▶ Gezeigter Textauszug:
Innovationsbremse PpSG?

Es sind nur wenige Sätze im Koalitionsvertrag von Union und SPD, die zu umfassenden Änderungen im deutschen Gesundheitswesen führen könnten. „Künftig sollen Pflegepersonalkosten besser und unabhängig von Fallpauschalen vergütet werden“, heißt es darin: „Die Krankenhausvergütung wird auf eine Kombination von Fallpauschalen und einer Pflegepersonalkostenvergütung umgestellt. Die Pflegepersonalkostenvergütung berücksichtigt die Aufwendungen für den krankenhausindividuellen Pflegepersonalbedarf. Die DRG-Berechnungen werden um die Pflegepersonalkosten bereinigt.“ 

Seit Anfang 2019 kursierte daraufhin in den sozialen Netzwerken und in den Fachzeitschriften das Schlagwort #PFLEXIT. Aber was ist das überhaupt? Wir müssen dabei deutlich unterscheiden: einerseits den persönlichen #PFLEXIT. Das bedeutet: Immer mehr Pflegekräfte geben aus persönlichen Gründen ihren Beruf auf. Ursachen sind zunehmende Arbeitsverdichtung, mangelnde Anerkennung und schlechte Bezahlung. Andererseits geht es um den System-Pflexit. Dieser #PFLEXIT wird in der Zukunft stattfinden, aber nicht die gesamte Pflegebranche berühren, sondern die Pflege in Krankenhäusern. Kritiker bemängeln seit Jahren die einseitigen Anreize des DRG-Systems, die zu einer Ausweitung lukrativer Leistungen im Krankenhaus sowie zu einem Abbau von Pflegepersonal geführt hätten. Denn mit Pflegepersonal kann kein Geld verdient werden. Mit der geplanten Umstellung der Krankenhausfinanzierung auf eine Kombination aus DRGs und Pflegepersonalvergütung reagiert die Politik auf diese Kritik. Der Ansatz ist, die Pflege aus dem DRG-Wettbewerb herauszulösen. So verschwindet der Anreiz, das Pflegepersonal möglichst knapp zu halten. In Verbindung mit der Einführung von Pflegepersonaluntergrenzen in allen bettenführenden Abteilungen stelle diese eine wichtige Qualitätssicherungsmaßnahme dar, um in Krankenhäusern mit deutlich zu wenig Pflegemitarbeitern eine Erhöhung zu erreichen.

▶ Entnommenes Material:

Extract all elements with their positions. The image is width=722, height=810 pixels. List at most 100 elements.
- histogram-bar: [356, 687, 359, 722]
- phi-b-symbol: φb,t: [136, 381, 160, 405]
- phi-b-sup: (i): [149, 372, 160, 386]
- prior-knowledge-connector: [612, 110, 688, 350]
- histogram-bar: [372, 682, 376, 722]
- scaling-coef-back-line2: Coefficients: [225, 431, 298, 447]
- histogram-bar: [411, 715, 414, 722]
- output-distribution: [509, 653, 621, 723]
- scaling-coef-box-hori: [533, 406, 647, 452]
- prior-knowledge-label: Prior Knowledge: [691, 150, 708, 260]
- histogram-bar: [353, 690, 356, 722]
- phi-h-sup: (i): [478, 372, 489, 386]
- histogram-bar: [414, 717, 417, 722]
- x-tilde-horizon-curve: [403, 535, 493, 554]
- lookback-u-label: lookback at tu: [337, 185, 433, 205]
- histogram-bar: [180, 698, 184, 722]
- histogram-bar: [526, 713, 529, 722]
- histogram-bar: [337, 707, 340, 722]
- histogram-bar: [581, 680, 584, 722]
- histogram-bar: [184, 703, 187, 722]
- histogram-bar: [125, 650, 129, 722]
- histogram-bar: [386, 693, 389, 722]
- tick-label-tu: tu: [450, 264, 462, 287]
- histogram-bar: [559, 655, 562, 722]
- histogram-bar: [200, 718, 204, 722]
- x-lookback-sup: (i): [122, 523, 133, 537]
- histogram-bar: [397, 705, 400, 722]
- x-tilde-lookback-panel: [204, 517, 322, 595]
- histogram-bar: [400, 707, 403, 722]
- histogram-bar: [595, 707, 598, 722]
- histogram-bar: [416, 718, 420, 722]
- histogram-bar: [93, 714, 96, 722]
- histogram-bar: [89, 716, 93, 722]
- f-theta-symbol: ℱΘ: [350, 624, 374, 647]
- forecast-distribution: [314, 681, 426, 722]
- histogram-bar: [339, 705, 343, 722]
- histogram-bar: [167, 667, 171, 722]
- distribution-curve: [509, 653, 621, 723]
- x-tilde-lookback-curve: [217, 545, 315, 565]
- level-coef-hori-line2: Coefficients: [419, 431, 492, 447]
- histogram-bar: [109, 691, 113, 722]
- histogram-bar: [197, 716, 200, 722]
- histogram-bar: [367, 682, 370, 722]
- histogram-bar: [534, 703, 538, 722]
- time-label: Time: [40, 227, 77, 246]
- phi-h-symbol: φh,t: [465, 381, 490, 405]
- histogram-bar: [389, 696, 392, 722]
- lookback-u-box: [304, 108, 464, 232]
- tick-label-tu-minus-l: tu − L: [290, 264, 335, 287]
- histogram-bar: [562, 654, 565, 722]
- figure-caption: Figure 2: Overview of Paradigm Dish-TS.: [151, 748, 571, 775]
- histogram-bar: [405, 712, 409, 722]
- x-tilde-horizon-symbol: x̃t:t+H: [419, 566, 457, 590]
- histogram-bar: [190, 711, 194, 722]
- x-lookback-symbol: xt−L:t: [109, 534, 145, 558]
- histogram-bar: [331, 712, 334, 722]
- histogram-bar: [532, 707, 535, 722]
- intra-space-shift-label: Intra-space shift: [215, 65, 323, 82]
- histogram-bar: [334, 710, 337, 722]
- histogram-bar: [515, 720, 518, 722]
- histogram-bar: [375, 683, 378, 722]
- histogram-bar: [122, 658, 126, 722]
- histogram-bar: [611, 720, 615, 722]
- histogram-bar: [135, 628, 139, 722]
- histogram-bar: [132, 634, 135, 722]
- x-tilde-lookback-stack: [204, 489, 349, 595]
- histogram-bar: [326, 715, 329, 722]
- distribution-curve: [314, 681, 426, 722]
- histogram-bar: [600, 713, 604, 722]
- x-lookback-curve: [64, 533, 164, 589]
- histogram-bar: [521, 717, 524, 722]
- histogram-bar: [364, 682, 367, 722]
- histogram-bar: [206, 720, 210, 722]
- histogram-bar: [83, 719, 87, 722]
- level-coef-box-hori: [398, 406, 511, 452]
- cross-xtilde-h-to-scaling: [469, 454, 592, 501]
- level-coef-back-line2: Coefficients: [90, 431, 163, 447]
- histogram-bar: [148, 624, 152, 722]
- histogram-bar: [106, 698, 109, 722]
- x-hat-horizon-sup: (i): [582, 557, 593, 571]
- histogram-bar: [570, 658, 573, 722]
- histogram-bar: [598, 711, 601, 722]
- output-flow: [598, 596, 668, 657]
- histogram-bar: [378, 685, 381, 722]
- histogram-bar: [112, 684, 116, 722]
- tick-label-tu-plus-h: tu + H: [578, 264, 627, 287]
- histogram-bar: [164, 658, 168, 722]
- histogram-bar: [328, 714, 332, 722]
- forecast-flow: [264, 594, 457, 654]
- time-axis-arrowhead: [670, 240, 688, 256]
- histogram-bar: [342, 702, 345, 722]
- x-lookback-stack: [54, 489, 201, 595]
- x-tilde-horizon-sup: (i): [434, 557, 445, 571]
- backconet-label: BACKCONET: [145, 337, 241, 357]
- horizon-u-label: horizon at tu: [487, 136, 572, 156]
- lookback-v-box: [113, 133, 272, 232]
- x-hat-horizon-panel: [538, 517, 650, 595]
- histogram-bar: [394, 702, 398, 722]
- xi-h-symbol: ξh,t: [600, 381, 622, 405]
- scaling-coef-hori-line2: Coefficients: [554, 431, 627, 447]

▶ Aufgabenstellung: Gib bitte den Text über die Pflegepersonalvergütung im Krankenhaus, der oben steht, vollständig und unverändert wieder.

▶ Gelöste Aufgabe:
Innovationsbremse PpSG?

Es sind nur wenige Sätze im Koalitionsvertrag von Union und SPD, die zu umfassenden Änderungen im deutschen Gesundheitswesen führen könnten. „Künftig sollen Pflegepersonalkosten besser und unabhängig von Fallpauschalen vergütet werden“, heißt es darin: „Die Krankenhausvergütung wird auf eine Kombination von Fallpauschalen und einer Pflegepersonalkostenvergütung umgestellt. Die Pflegepersonalkostenvergütung berücksichtigt die Aufwendungen für den krankenhausindividuellen Pflegepersonalbedarf. Die DRG-Berechnungen werden um die Pflegepersonalkosten bereinigt.“ 

Seit Anfang 2019 kursierte daraufhin in den sozialen Netzwerken und in den Fachzeitschriften das Schlagwort #PFLEXIT. Aber was ist das überhaupt? Wir müssen dabei deutlich unterscheiden: einerseits den persönlichen #PFLEXIT. Das bedeutet: Immer mehr Pflegekräfte geben aus persönlichen Gründen ihren Beruf auf. Ursachen sind zunehmende Arbeitsverdichtung, mangelnde Anerkennung und schlechte Bezahlung. Andererseits geht es um den System-Pflexit. Dieser #PFLEXIT wird in der Zukunft stattfinden, aber nicht die gesamte Pflegebranche berühren, sondern die Pflege in Krankenhäusern. Kritiker bemängeln seit Jahren die einseitigen Anreize des DRG-Systems, die zu einer Ausweitung lukrativer Leistungen im Krankenhaus sowie zu einem Abbau von Pflegepersonal geführt hätten. Denn mit Pflegepersonal kann kein Geld verdient werden. Mit der geplanten Umstellung der Krankenhausfinanzierung auf eine Kombination aus DRGs und Pflegepersonalvergütung reagiert die Politik auf diese Kritik. Der Ansatz ist, die Pflege aus dem DRG-Wettbewerb herauszulösen. So verschwindet der Anreiz, das Pflegepersonal möglichst knapp zu halten. In Verbindung mit der Einführung von Pflegepersonaluntergrenzen in allen bettenführenden Abteilungen stelle diese eine wichtige Qualitätssicherungsmaßnahme dar, um in Krankenhäusern mit deutlich zu wenig Pflegemitarbeitern eine Erhöhung zu erreichen.